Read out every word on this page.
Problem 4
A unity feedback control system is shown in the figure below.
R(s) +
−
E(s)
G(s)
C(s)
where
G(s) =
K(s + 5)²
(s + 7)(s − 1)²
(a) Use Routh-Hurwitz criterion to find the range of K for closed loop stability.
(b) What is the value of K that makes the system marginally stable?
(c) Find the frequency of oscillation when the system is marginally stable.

• Your task
Transcribe the full listing above without leaving anything out.

• Reply to the exercise
Read out every word on this page.
Problem 4
A unity feedback control system is shown in the figure below.
R(s) +
−
E(s)
G(s)
C(s)
where
G(s) =
K(s + 5)²
(s + 7)(s − 1)²
(a) Use Routh-Hurwitz criterion to find the range of K for closed loop stability.
(b) What is the value of K that makes the system marginally stable?
(c) Find the frequency of oscillation when the system is marginally stable.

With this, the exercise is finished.